Stated problem » Extract, from the records beneath this instruction, each line that contains the word "以格式化方式输出的".

Record excerpts »
------------------------

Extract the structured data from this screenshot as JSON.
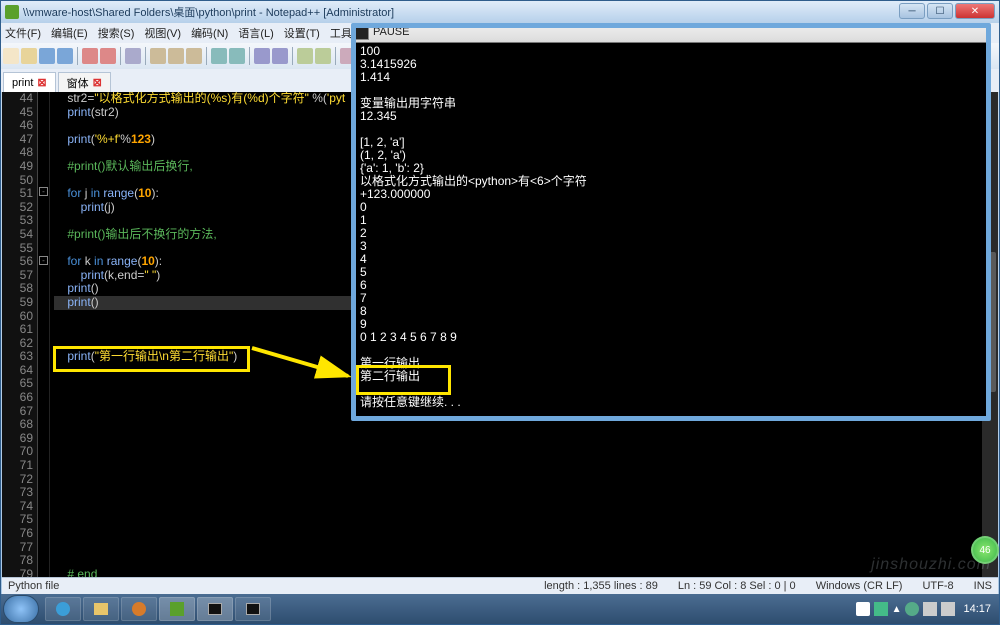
{
  "window": {
    "title": "\\\\vmware-host\\Shared Folders\\桌面\\python\\print - Notepad++ [Administrator]"
  },
  "menu": [
    "文件(F)",
    "编辑(E)",
    "搜索(S)",
    "视图(V)",
    "编码(N)",
    "语言(L)",
    "设置(T)",
    "工具(O)"
  ],
  "tabs": {
    "active": "print",
    "secondary": "窗体"
  },
  "gutter_start": 44,
  "gutter_end": 79,
  "code": [
    {
      "indent": "    ",
      "parts": [
        {
          "c": "id",
          "t": "str2"
        },
        {
          "c": "op",
          "t": "="
        },
        {
          "c": "str",
          "t": "\"以格式化方式输出的(%s)有(%d)个字符\""
        },
        {
          "c": "op",
          "t": " %"
        },
        {
          "c": "op",
          "t": "("
        },
        {
          "c": "str",
          "t": "'pyt"
        }
      ]
    },
    {
      "indent": "    ",
      "parts": [
        {
          "c": "fn",
          "t": "print"
        },
        {
          "c": "op",
          "t": "("
        },
        {
          "c": "id",
          "t": "str2"
        },
        {
          "c": "op",
          "t": ")"
        }
      ]
    },
    {
      "indent": "",
      "parts": []
    },
    {
      "indent": "    ",
      "parts": [
        {
          "c": "fn",
          "t": "print"
        },
        {
          "c": "op",
          "t": "("
        },
        {
          "c": "str",
          "t": "'%+f'"
        },
        {
          "c": "op",
          "t": "%"
        },
        {
          "c": "num1",
          "t": "123"
        },
        {
          "c": "op",
          "t": ")"
        }
      ]
    },
    {
      "indent": "",
      "parts": []
    },
    {
      "indent": "    ",
      "parts": [
        {
          "c": "cmt",
          "t": "#print()默认输出后换行,"
        }
      ]
    },
    {
      "indent": "",
      "parts": []
    },
    {
      "indent": "    ",
      "parts": [
        {
          "c": "kw",
          "t": "for"
        },
        {
          "c": "op",
          "t": " "
        },
        {
          "c": "id",
          "t": "j"
        },
        {
          "c": "op",
          "t": " "
        },
        {
          "c": "kw",
          "t": "in"
        },
        {
          "c": "op",
          "t": " "
        },
        {
          "c": "fn",
          "t": "range"
        },
        {
          "c": "op",
          "t": "("
        },
        {
          "c": "num1",
          "t": "10"
        },
        {
          "c": "op",
          "t": "):"
        }
      ]
    },
    {
      "indent": "        ",
      "parts": [
        {
          "c": "fn",
          "t": "print"
        },
        {
          "c": "op",
          "t": "("
        },
        {
          "c": "id",
          "t": "j"
        },
        {
          "c": "op",
          "t": ")"
        }
      ]
    },
    {
      "indent": "",
      "parts": []
    },
    {
      "indent": "    ",
      "parts": [
        {
          "c": "cmt",
          "t": "#print()输出后不换行的方法,"
        }
      ]
    },
    {
      "indent": "",
      "parts": []
    },
    {
      "indent": "    ",
      "parts": [
        {
          "c": "kw",
          "t": "for"
        },
        {
          "c": "op",
          "t": " "
        },
        {
          "c": "id",
          "t": "k"
        },
        {
          "c": "op",
          "t": " "
        },
        {
          "c": "kw",
          "t": "in"
        },
        {
          "c": "op",
          "t": " "
        },
        {
          "c": "fn",
          "t": "range"
        },
        {
          "c": "op",
          "t": "("
        },
        {
          "c": "num1",
          "t": "10"
        },
        {
          "c": "op",
          "t": "):"
        }
      ]
    },
    {
      "indent": "        ",
      "parts": [
        {
          "c": "fn",
          "t": "print"
        },
        {
          "c": "op",
          "t": "("
        },
        {
          "c": "id",
          "t": "k"
        },
        {
          "c": "op",
          "t": ","
        },
        {
          "c": "id",
          "t": "end"
        },
        {
          "c": "op",
          "t": "="
        },
        {
          "c": "str",
          "t": "\" \""
        },
        {
          "c": "op",
          "t": ")"
        }
      ]
    },
    {
      "indent": "    ",
      "parts": [
        {
          "c": "fn",
          "t": "print"
        },
        {
          "c": "op",
          "t": "()"
        }
      ]
    },
    {
      "indent": "    ",
      "hl": true,
      "parts": [
        {
          "c": "fn",
          "t": "print"
        },
        {
          "c": "op",
          "t": "()"
        }
      ]
    },
    {
      "indent": "",
      "parts": []
    },
    {
      "indent": "",
      "parts": []
    },
    {
      "indent": "",
      "parts": []
    },
    {
      "indent": "    ",
      "parts": [
        {
          "c": "fn",
          "t": "print"
        },
        {
          "c": "op",
          "t": "("
        },
        {
          "c": "str",
          "t": "\"第一行输出\\n第二行输出\""
        },
        {
          "c": "op",
          "t": ")"
        }
      ]
    },
    {
      "indent": "",
      "parts": []
    },
    {
      "indent": "",
      "parts": []
    },
    {
      "indent": "",
      "parts": []
    },
    {
      "indent": "",
      "parts": []
    },
    {
      "indent": "",
      "parts": []
    },
    {
      "indent": "",
      "parts": []
    },
    {
      "indent": "",
      "parts": []
    },
    {
      "indent": "",
      "parts": []
    },
    {
      "indent": "",
      "parts": []
    },
    {
      "indent": "",
      "parts": []
    },
    {
      "indent": "",
      "parts": []
    },
    {
      "indent": "",
      "parts": []
    },
    {
      "indent": "",
      "parts": []
    },
    {
      "indent": "",
      "parts": []
    },
    {
      "indent": "",
      "parts": []
    },
    {
      "indent": "    ",
      "parts": [
        {
          "c": "cmt",
          "t": "# end"
        }
      ]
    }
  ],
  "console": {
    "title": "PAUSE",
    "lines": [
      "100",
      "3.1415926",
      "1.414",
      "",
      "变量输出用字符串",
      "12.345",
      "",
      "[1, 2, 'a']",
      "(1, 2, 'a')",
      "{'a': 1, 'b': 2}",
      "以格式化方式输出的<python>有<6>个字符",
      "+123.000000",
      "0",
      "1",
      "2",
      "3",
      "4",
      "5",
      "6",
      "7",
      "8",
      "9",
      "0 1 2 3 4 5 6 7 8 9 ",
      "",
      "第一行输出",
      "第二行输出",
      "",
      "请按任意键继续. . ."
    ]
  },
  "status": {
    "lang": "Python file",
    "length": "length : 1,355    lines : 89",
    "pos": "Ln : 59    Col : 8    Sel : 0 | 0",
    "eol": "Windows (CR LF)",
    "enc": "UTF-8",
    "ins": "INS"
  },
  "clock": "14:17",
  "watermark": "jinshouzhi.com",
  "badge": "46"
}
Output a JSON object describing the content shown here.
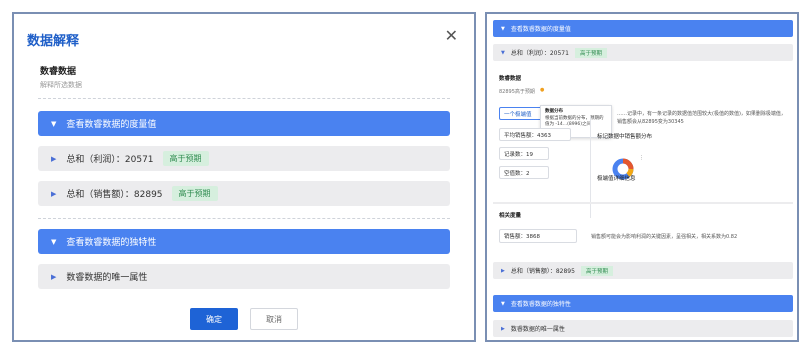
{
  "dialog": {
    "title": "数据解释",
    "close_icon": "close-icon",
    "section_title": "数睿数据",
    "section_subtitle": "解释所选数据",
    "blocks": [
      {
        "label": "查看数睿数据的度量值",
        "expanded": true
      },
      {
        "label": "总和（利润）：20571",
        "badge": "高于预期",
        "expanded": false
      },
      {
        "label": "总和（销售额）：82895",
        "badge": "高于预期",
        "expanded": false
      },
      {
        "label": "查看数睿数据的独特性",
        "expanded": true
      },
      {
        "label": "数睿数据的唯一属性",
        "expanded": false
      }
    ],
    "ok_label": "确定",
    "cancel_label": "取消"
  },
  "panel": {
    "top_bar": "查看数睿数据的度量值",
    "profit_row": {
      "label": "总和（利润）：20571",
      "badge": "高于预期"
    },
    "section_title": "数睿数据",
    "section_sub": "82895高于预期",
    "tooltip": {
      "title": "数据分布",
      "body": "根据当前数据的分布，预期的值为 -14...(8996)之间"
    },
    "selected_button": "一个极端值",
    "description": "……记录中，有一条记录的数据值范围较大(极值的数值)，如果删除极端值，销售额会从82895变为30345",
    "stats": [
      {
        "label": "平均销售额：4363"
      },
      {
        "label": "记录数：19"
      },
      {
        "label": "空值数：2"
      }
    ],
    "chart_title": "标记数据中销售额分布",
    "details_title": "极端值详细信息",
    "related_title": "相关度量",
    "related_box": "销售额：3868",
    "related_text": "销售额可能会为影响利润的关键因素，呈强相关，相关系数为0.82",
    "sales_row": {
      "label": "总和（销售额）：82895",
      "badge": "高于预期"
    },
    "unique_bar": "查看数睿数据的独特性",
    "unique_row": "数睿数据的唯一属性"
  },
  "colors": {
    "primary": "#4a82f0",
    "title_blue": "#1f5fc8",
    "badge_bg": "#d6efde",
    "badge_text": "#2e8b4f"
  }
}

------------------------

Exercise answer »
          "t": "\"以格式化方式输出的(%s)有(%d)个字符\""
      "以格式化方式输出的<python>有<6>个字符",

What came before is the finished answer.